**PROBLEM DESCRIPTION:** Lay out the lines below as a Markdown table with two columns, "No." and "Line", giving each line its own numbered row and leaving out any blank lines.
══ PROVIDED INFORMATION ══
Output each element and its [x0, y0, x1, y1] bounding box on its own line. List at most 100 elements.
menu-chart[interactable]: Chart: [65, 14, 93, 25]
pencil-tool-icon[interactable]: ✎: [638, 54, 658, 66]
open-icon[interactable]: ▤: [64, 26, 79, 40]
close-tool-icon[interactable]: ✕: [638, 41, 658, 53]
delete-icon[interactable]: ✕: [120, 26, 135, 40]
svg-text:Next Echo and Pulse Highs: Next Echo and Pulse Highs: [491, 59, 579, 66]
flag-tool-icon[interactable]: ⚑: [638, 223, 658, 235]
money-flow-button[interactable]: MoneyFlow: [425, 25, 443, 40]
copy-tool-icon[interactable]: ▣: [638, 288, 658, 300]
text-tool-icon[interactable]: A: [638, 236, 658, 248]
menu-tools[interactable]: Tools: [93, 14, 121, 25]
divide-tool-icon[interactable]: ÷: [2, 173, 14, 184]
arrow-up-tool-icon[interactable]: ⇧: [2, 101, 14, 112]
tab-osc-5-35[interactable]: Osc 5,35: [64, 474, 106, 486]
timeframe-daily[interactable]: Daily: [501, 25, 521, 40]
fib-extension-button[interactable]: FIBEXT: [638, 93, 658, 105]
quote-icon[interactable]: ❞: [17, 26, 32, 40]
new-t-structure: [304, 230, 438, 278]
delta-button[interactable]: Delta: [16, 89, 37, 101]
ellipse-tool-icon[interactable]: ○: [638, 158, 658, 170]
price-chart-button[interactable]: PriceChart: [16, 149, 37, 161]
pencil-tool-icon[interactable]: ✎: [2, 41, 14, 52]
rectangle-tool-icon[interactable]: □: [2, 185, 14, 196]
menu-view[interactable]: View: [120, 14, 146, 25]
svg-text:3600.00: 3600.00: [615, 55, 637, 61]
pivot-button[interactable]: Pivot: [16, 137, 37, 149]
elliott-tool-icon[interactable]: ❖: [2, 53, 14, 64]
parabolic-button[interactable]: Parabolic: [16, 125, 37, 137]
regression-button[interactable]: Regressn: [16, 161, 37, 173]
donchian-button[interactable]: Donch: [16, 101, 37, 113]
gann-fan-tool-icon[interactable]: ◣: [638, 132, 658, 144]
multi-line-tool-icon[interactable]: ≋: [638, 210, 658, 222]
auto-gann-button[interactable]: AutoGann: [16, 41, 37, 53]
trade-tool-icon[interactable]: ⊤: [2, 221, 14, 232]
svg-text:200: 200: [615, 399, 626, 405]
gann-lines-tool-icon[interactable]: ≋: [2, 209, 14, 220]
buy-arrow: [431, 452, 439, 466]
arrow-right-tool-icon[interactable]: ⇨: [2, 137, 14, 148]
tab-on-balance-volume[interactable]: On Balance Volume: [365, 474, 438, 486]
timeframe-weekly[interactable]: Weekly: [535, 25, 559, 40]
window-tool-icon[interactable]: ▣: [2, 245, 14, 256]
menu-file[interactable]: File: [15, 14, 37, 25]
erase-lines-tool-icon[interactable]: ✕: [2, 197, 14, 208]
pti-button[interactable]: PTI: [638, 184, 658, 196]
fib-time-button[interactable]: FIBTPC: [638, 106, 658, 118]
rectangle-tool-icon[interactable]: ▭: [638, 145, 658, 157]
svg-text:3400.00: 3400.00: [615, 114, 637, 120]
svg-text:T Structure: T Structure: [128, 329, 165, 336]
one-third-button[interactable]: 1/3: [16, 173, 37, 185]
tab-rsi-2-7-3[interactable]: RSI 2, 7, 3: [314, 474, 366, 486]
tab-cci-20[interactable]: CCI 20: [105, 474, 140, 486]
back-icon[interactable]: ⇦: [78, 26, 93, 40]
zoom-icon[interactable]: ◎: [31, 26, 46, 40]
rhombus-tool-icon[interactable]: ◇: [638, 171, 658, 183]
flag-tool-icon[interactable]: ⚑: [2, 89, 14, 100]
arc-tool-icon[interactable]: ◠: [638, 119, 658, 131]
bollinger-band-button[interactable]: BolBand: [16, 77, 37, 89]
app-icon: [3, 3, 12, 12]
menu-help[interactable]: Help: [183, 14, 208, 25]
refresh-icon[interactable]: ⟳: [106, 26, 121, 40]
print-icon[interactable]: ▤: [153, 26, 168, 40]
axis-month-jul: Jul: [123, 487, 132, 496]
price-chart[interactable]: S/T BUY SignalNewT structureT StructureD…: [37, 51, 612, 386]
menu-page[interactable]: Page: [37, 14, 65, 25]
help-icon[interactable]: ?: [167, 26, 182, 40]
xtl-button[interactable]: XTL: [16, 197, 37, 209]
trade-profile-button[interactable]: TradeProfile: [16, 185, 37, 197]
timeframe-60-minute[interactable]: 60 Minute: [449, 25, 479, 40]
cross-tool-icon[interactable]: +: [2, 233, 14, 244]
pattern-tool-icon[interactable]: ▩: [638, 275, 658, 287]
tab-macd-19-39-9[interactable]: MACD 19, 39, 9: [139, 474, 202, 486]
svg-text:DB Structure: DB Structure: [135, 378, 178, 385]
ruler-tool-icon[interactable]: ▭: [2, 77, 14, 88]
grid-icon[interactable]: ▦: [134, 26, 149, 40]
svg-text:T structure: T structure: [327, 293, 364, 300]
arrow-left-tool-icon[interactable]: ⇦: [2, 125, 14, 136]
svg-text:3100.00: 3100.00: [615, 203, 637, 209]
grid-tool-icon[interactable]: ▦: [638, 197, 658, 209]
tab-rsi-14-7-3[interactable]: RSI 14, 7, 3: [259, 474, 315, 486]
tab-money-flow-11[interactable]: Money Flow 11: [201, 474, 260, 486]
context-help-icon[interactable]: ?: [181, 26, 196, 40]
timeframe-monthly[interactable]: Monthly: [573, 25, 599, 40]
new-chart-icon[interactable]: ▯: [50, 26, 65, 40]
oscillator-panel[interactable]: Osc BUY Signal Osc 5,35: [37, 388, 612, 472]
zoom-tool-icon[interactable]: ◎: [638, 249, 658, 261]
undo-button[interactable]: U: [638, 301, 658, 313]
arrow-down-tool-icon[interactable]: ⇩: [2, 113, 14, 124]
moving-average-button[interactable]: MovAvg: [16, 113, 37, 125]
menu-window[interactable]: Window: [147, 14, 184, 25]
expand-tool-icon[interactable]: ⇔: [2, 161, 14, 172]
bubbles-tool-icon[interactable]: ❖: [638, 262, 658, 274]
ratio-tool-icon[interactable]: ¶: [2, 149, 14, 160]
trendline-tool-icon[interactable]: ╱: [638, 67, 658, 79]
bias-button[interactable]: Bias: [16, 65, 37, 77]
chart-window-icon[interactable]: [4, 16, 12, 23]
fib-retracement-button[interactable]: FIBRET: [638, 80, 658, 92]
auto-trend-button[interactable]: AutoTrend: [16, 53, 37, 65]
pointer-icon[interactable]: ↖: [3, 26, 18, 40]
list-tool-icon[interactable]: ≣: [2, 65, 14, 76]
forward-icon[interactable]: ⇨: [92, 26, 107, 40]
═══
**THE RESPONSE:**
| No. | Line |
|---|---|
| 1 | Output each element and its [x0, y0, x1, y1] bounding box on its own line. List at most 100 elements. |
| 2 | menu-chart[interactable]: Chart: [65, 14, 93, 25] |
| 3 | pencil-tool-icon[interactable]: ✎: [638, 54, 658, 66] |
| 4 | open-icon[interactable]: ▤: [64, 26, 79, 40] |
| 5 | close-tool-icon[interactable]: ✕: [638, 41, 658, 53] |
| 6 | delete-icon[interactable]: ✕: [120, 26, 135, 40] |
| 7 | svg-text:Next Echo and Pulse Highs: Next Echo and Pulse Highs: [491, 59, 579, 66] |
| 8 | flag-tool-icon[interactable]: ⚑: [638, 223, 658, 235] |
| 9 | money-flow-button[interactable]: MoneyFlow: [425, 25, 443, 40] |
| 10 | copy-tool-icon[interactable]: ▣: [638, 288, 658, 300] |
| 11 | text-tool-icon[interactable]: A: [638, 236, 658, 248] |
| 12 | menu-tools[interactable]: Tools: [93, 14, 121, 25] |
| 13 | divide-tool-icon[interactable]: ÷: [2, 173, 14, 184] |
| 14 | arrow-up-tool-icon[interactable]: ⇧: [2, 101, 14, 112] |
| 15 | tab-osc-5-35[interactable]: Osc 5,35: [64, 474, 106, 486] |
| 16 | timeframe-daily[interactable]: Daily: [501, 25, 521, 40] |
| 17 | fib-extension-button[interactable]: FIBEXT: [638, 93, 658, 105] |
| 18 | quote-icon[interactable]: ❞: [17, 26, 32, 40] |
| 19 | new-t-structure: [304, 230, 438, 278] |
| 20 | delta-button[interactable]: Delta: [16, 89, 37, 101] |
| 21 | ellipse-tool-icon[interactable]: ○: [638, 158, 658, 170] |
| 22 | price-chart-button[interactable]: PriceChart: [16, 149, 37, 161] |
| 23 | pencil-tool-icon[interactable]: ✎: [2, 41, 14, 52] |
| 24 | rectangle-tool-icon[interactable]: □: [2, 185, 14, 196] |
| 25 | menu-view[interactable]: View: [120, 14, 146, 25] |
| 26 | svg-text:3600.00: 3600.00: [615, 55, 637, 61] |
| 27 | pivot-button[interactable]: Pivot: [16, 137, 37, 149] |
| 28 | elliott-tool-icon[interactable]: ❖: [2, 53, 14, 64] |
| 29 | parabolic-button[interactable]: Parabolic: [16, 125, 37, 137] |
| 30 | regression-button[interactable]: Regressn: [16, 161, 37, 173] |
| 31 | donchian-button[interactable]: Donch: [16, 101, 37, 113] |
| 32 | gann-fan-tool-icon[interactable]: ◣: [638, 132, 658, 144] |
| 33 | multi-line-tool-icon[interactable]: ≋: [638, 210, 658, 222] |
| 34 | auto-gann-button[interactable]: AutoGann: [16, 41, 37, 53] |
| 35 | trade-tool-icon[interactable]: ⊤: [2, 221, 14, 232] |
| 36 | svg-text:200: 200: [615, 399, 626, 405] |
| 37 | gann-lines-tool-icon[interactable]: ≋: [2, 209, 14, 220] |
| 38 | buy-arrow: [431, 452, 439, 466] |
| 39 | arrow-right-tool-icon[interactable]: ⇨: [2, 137, 14, 148] |
| 40 | tab-on-balance-volume[interactable]: On Balance Volume: [365, 474, 438, 486] |
| 41 | timeframe-weekly[interactable]: Weekly: [535, 25, 559, 40] |
| 42 | window-tool-icon[interactable]: ▣: [2, 245, 14, 256] |
| 43 | menu-file[interactable]: File: [15, 14, 37, 25] |
| 44 | erase-lines-tool-icon[interactable]: ✕: [2, 197, 14, 208] |
| 45 | pti-button[interactable]: PTI: [638, 184, 658, 196] |
| 46 | fib-time-button[interactable]: FIBTPC: [638, 106, 658, 118] |
| 47 | rectangle-tool-icon[interactable]: ▭: [638, 145, 658, 157] |
| 48 | svg-text:3400.00: 3400.00: [615, 114, 637, 120] |
| 49 | svg-text:T Structure: T Structure: [128, 329, 165, 336] |
| 50 | one-third-button[interactable]: 1/3: [16, 173, 37, 185] |
| 51 | tab-rsi-2-7-3[interactable]: RSI 2, 7, 3: [314, 474, 366, 486] |
| 52 | tab-cci-20[interactable]: CCI 20: [105, 474, 140, 486] |
| 53 | back-icon[interactable]: ⇦: [78, 26, 93, 40] |
| 54 | zoom-icon[interactable]: ◎: [31, 26, 46, 40] |
| 55 | rhombus-tool-icon[interactable]: ◇: [638, 171, 658, 183] |
| 56 | flag-tool-icon[interactable]: ⚑: [2, 89, 14, 100] |
| 57 | arc-tool-icon[interactable]: ◠: [638, 119, 658, 131] |
| 58 | bollinger-band-button[interactable]: BolBand: [16, 77, 37, 89] |
| 59 | app-icon: [3, 3, 12, 12] |
| 60 | menu-help[interactable]: Help: [183, 14, 208, 25] |
| 61 | refresh-icon[interactable]: ⟳: [106, 26, 121, 40] |
| 62 | print-icon[interactable]: ▤: [153, 26, 168, 40] |
| 63 | axis-month-jul: Jul: [123, 487, 132, 496] |
| 64 | price-chart[interactable]: S/T BUY SignalNewT structureT StructureD…: [37, 51, 612, 386] |
| 65 | menu-page[interactable]: Page: [37, 14, 65, 25] |
| 66 | help-icon[interactable]: ?: [167, 26, 182, 40] |
| 67 | xtl-button[interactable]: XTL: [16, 197, 37, 209] |
| 68 | trade-profile-button[interactable]: TradeProfile: [16, 185, 37, 197] |
| 69 | timeframe-60-minute[interactable]: 60 Minute: [449, 25, 479, 40] |
| 70 | cross-tool-icon[interactable]: +: [2, 233, 14, 244] |
| 71 | pattern-tool-icon[interactable]: ▩: [638, 275, 658, 287] |
| 72 | tab-macd-19-39-9[interactable]: MACD 19, 39, 9: [139, 474, 202, 486] |
| 73 | svg-text:DB Structure: DB Structure: [135, 378, 178, 385] |
| 74 | ruler-tool-icon[interactable]: ▭: [2, 77, 14, 88] |
| 75 | grid-icon[interactable]: ▦: [134, 26, 149, 40] |
| 76 | svg-text:T structure: T structure: [327, 293, 364, 300] |
| 77 | arrow-left-tool-icon[interactable]: ⇦: [2, 125, 14, 136] |
| 78 | svg-text:3100.00: 3100.00: [615, 203, 637, 209] |
| 79 | grid-tool-icon[interactable]: ▦: [638, 197, 658, 209] |
| 80 | tab-rsi-14-7-3[interactable]: RSI 14, 7, 3: [259, 474, 315, 486] |
| 81 | tab-money-flow-11[interactable]: Money Flow 11: [201, 474, 260, 486] |
| 82 | context-help-icon[interactable]: ?: [181, 26, 196, 40] |
| 83 | timeframe-monthly[interactable]: Monthly: [573, 25, 599, 40] |
| 84 | new-chart-icon[interactable]: ▯: [50, 26, 65, 40] |
| 85 | oscillator-panel[interactable]: Osc BUY Signal Osc 5,35: [37, 388, 612, 472] |
| 86 | zoom-tool-icon[interactable]: ◎: [638, 249, 658, 261] |
| 87 | undo-button[interactable]: U: [638, 301, 658, 313] |
| 88 | arrow-down-tool-icon[interactable]: ⇩: [2, 113, 14, 124] |
| 89 | moving-average-button[interactable]: MovAvg: [16, 113, 37, 125] |
| 90 | menu-window[interactable]: Window: [147, 14, 184, 25] |
| 91 | expand-tool-icon[interactable]: ⇔: [2, 161, 14, 172] |
| 92 | bubbles-tool-icon[interactable]: ❖: [638, 262, 658, 274] |
| 93 | ratio-tool-icon[interactable]: ¶: [2, 149, 14, 160] |
| 94 | trendline-tool-icon[interactable]: ╱: [638, 67, 658, 79] |
| 95 | bias-button[interactable]: Bias: [16, 65, 37, 77] |
| 96 | chart-window-icon[interactable]: [4, 16, 12, 23] |
| 97 | fib-retracement-button[interactable]: FIBRET: [638, 80, 658, 92] |
| 98 | auto-trend-button[interactable]: AutoTrend: [16, 53, 37, 65] |
| 99 | pointer-icon[interactable]: ↖: [3, 26, 18, 40] |
| 100 | list-tool-icon[interactable]: ≣: [2, 65, 14, 76] |
| 101 | forward-icon[interactable]: ⇨: [92, 26, 107, 40] |